DATASET CONTENT:
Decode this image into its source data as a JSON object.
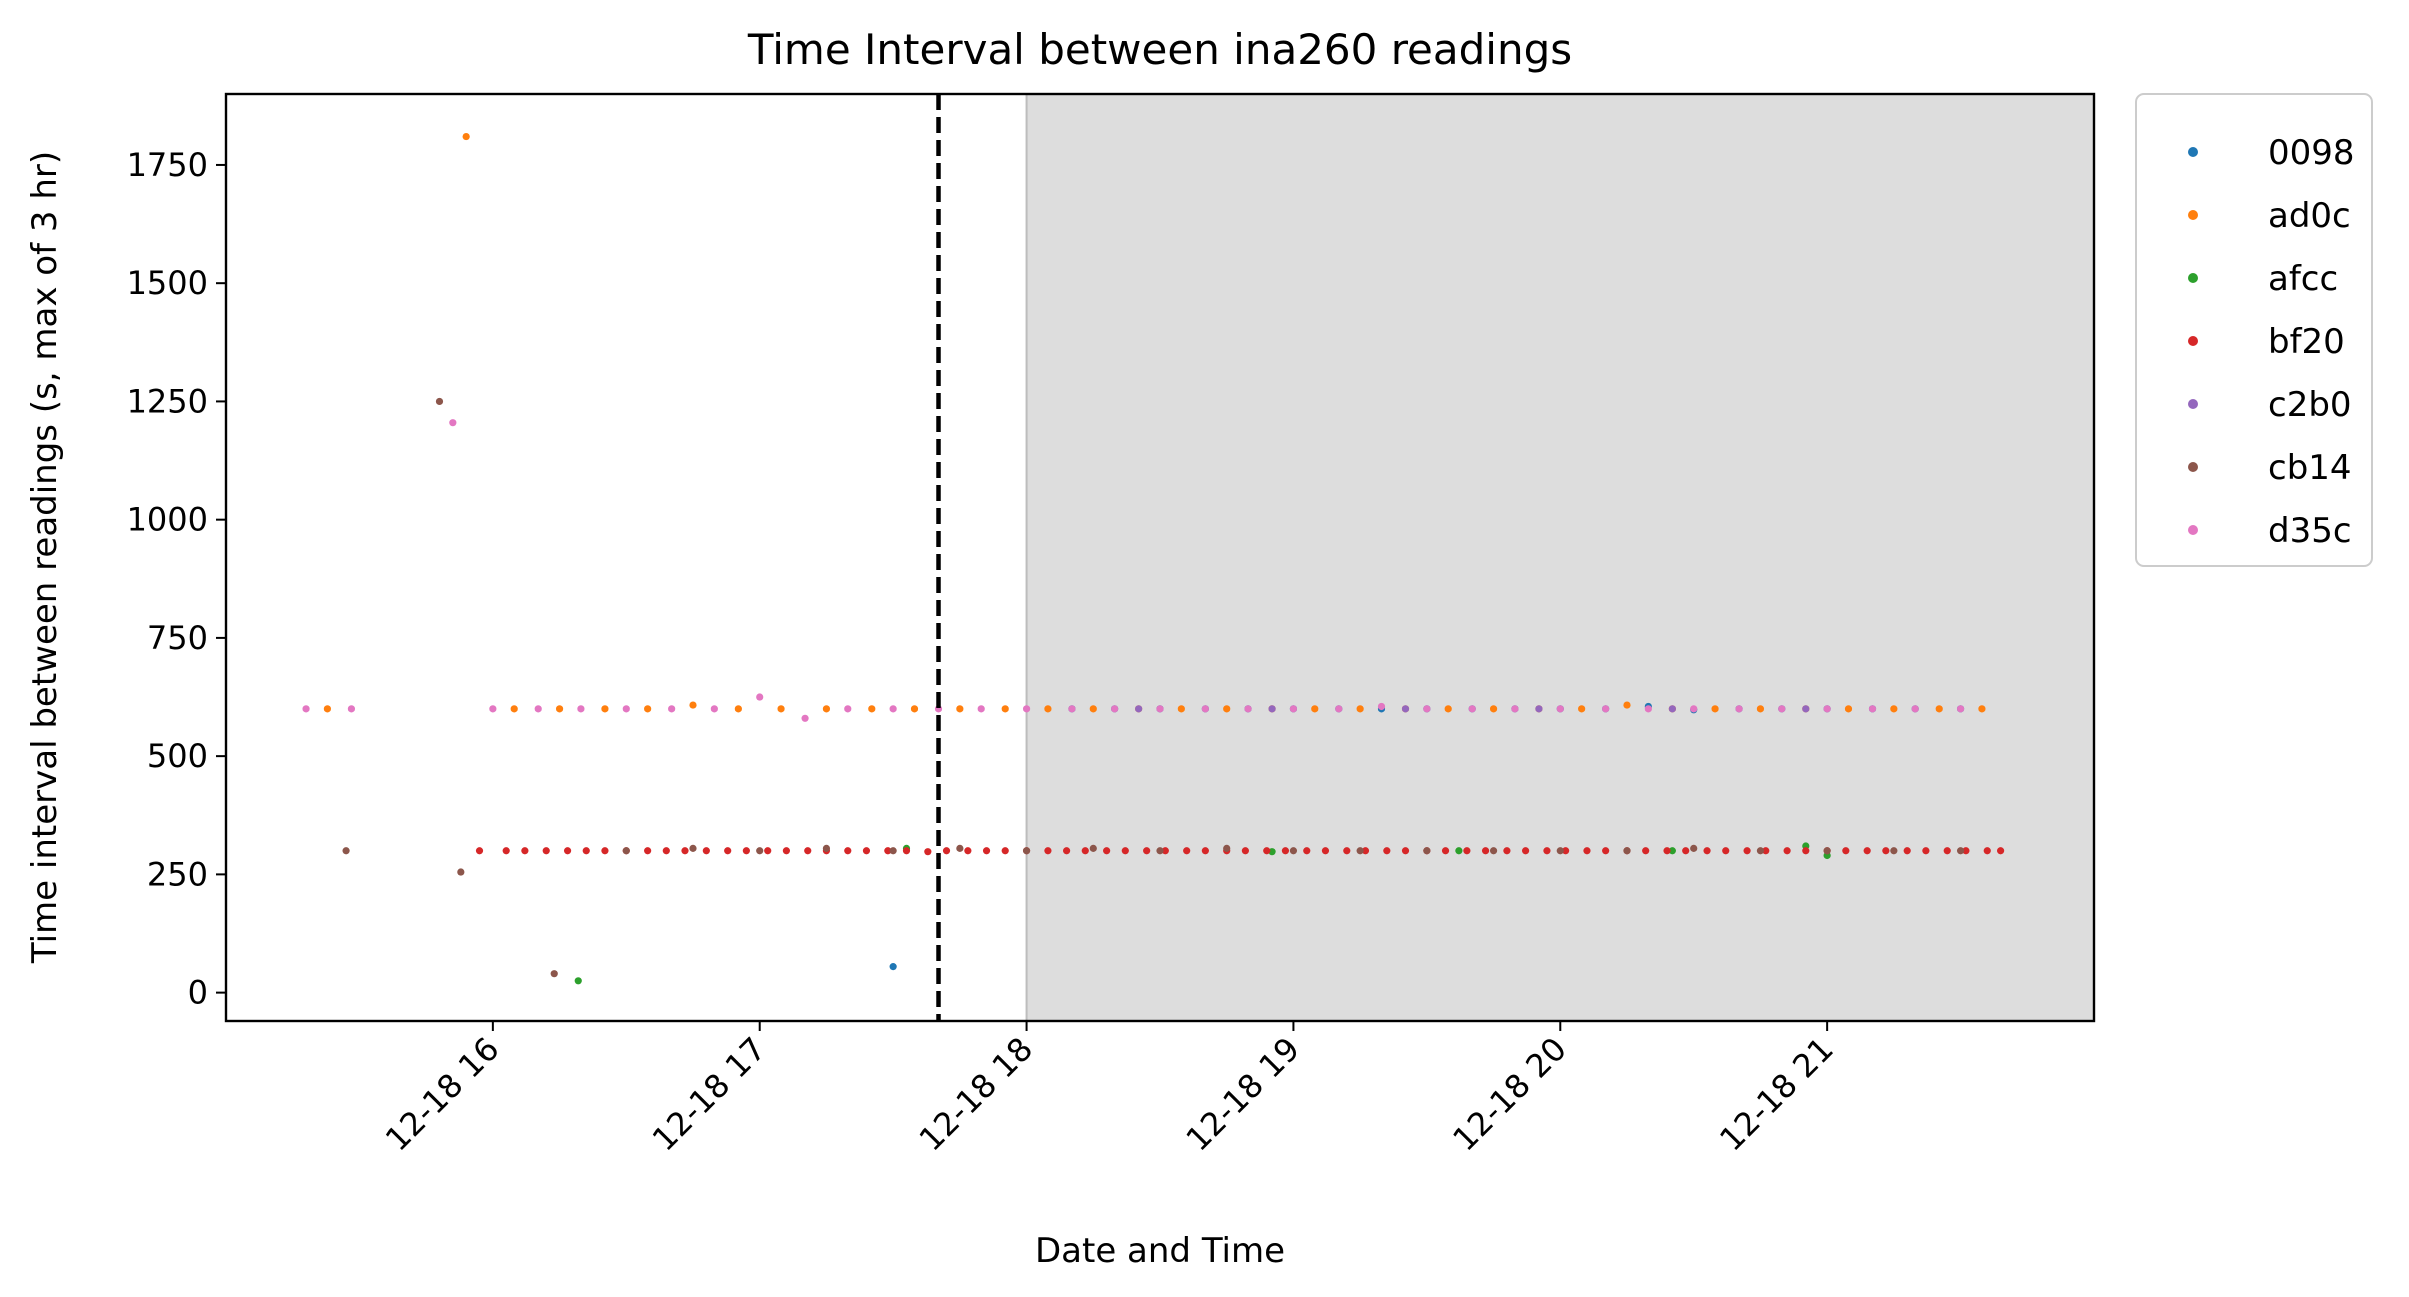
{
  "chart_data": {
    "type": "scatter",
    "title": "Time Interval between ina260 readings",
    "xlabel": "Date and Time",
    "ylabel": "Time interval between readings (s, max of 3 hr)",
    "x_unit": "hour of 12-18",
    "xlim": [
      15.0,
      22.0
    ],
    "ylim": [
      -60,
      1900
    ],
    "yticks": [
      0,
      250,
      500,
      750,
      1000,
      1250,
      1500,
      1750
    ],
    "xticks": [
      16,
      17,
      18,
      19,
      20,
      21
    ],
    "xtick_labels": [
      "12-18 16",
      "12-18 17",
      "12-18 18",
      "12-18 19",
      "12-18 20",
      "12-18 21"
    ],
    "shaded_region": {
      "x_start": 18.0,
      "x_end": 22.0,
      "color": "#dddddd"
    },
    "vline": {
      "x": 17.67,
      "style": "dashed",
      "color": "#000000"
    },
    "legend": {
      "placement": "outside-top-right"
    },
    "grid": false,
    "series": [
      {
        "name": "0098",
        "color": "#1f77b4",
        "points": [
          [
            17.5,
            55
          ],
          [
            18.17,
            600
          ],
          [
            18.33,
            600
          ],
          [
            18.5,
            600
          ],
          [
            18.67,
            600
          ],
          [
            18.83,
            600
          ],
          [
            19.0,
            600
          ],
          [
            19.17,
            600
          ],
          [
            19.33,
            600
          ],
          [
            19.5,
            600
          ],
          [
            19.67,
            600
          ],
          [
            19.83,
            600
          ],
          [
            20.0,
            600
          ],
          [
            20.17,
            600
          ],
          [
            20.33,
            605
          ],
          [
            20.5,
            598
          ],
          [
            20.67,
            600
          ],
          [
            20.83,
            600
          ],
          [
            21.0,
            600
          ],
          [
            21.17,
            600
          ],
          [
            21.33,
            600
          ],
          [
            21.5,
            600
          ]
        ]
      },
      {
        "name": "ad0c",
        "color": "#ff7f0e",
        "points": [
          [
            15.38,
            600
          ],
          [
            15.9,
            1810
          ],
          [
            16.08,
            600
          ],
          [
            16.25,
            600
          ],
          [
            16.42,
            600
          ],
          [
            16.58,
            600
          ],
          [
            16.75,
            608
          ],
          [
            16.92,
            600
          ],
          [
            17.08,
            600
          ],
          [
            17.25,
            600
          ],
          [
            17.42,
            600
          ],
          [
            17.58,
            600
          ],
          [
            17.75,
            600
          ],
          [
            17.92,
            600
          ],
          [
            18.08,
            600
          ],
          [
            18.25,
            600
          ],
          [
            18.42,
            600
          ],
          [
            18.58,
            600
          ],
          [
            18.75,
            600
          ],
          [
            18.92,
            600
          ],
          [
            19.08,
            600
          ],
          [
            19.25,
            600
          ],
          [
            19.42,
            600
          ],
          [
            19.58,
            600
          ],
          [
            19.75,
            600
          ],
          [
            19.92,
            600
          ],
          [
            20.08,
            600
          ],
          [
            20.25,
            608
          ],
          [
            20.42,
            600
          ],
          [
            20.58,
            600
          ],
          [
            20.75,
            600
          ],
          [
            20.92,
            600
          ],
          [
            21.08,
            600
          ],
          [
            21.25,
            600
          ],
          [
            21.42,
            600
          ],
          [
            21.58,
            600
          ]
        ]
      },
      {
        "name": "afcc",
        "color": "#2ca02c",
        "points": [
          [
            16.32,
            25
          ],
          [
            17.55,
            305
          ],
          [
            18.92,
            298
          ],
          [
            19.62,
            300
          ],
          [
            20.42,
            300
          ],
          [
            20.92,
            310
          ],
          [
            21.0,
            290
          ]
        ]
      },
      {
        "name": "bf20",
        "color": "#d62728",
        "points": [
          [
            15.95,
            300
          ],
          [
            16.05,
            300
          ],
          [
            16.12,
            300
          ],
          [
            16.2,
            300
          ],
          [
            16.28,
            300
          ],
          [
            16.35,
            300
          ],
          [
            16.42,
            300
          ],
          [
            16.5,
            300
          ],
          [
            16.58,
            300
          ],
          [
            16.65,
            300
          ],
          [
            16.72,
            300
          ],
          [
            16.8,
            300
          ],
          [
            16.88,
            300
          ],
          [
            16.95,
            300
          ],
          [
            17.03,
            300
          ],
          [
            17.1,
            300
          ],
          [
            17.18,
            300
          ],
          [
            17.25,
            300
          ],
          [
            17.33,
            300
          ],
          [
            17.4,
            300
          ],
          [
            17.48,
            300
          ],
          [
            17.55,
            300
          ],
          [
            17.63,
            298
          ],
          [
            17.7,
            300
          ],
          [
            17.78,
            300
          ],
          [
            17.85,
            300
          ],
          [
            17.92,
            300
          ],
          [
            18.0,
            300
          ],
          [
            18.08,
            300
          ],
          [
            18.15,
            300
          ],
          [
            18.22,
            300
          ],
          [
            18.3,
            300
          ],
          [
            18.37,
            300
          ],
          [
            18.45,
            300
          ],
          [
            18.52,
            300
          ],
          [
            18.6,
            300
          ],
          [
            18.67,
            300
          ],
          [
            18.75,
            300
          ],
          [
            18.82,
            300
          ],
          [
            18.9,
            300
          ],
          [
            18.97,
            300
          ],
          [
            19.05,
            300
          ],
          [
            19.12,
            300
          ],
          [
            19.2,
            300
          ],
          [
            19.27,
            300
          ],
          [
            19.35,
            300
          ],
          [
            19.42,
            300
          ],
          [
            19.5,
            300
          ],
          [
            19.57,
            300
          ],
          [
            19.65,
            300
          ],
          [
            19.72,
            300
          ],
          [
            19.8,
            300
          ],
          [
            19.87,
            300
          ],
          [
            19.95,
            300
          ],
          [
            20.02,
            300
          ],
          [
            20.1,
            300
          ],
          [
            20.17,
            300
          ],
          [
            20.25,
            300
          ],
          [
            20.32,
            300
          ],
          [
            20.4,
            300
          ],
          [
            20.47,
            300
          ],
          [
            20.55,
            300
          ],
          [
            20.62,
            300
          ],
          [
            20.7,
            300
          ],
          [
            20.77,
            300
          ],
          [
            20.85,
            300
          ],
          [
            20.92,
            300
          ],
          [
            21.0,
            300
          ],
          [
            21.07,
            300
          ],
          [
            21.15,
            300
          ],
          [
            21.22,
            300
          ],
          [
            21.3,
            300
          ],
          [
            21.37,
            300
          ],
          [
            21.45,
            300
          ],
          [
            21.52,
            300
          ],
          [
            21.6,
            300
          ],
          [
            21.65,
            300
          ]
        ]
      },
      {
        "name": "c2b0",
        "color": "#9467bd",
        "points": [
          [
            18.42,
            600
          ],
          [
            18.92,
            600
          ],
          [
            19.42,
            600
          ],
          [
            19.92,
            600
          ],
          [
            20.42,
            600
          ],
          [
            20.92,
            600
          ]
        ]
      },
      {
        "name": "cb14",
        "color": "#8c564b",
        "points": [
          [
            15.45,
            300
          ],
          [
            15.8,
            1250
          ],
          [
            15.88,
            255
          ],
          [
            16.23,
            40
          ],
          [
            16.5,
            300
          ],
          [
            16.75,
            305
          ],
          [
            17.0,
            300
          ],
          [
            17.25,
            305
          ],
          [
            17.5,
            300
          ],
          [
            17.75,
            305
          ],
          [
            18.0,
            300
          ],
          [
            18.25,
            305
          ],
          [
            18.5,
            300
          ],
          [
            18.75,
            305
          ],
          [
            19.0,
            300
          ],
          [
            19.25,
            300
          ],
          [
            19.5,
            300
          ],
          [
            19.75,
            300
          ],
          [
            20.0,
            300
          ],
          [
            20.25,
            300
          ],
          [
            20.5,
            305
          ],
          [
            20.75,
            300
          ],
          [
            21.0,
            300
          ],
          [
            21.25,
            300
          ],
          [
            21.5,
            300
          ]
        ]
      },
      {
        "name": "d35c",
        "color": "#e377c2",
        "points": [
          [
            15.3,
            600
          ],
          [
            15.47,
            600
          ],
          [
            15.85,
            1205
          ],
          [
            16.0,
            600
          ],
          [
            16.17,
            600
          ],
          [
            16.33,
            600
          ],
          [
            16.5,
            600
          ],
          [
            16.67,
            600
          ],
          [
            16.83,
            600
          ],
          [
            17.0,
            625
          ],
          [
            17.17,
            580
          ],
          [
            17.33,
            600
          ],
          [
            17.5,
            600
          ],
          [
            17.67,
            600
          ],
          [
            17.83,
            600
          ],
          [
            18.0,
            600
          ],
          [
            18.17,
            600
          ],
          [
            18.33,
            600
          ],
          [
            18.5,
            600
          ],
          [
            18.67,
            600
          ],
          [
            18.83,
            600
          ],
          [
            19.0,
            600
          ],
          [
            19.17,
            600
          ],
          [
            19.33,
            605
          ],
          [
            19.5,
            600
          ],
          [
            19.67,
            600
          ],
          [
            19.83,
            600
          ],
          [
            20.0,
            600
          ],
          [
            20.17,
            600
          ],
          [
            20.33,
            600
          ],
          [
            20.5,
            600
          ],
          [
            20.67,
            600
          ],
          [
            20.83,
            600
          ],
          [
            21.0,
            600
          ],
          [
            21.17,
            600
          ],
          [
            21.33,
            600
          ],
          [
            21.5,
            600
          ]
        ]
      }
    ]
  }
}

STATED TASK:
List the lines of the material in which the word "Time" occurs.

RESPONSE FOR THIS EXERCISE:
    "title": "Time Interval between ina260 readings",
    "xlabel": "Date and Time",
    "ylabel": "Time interval between readings (s, max of 3 hr)",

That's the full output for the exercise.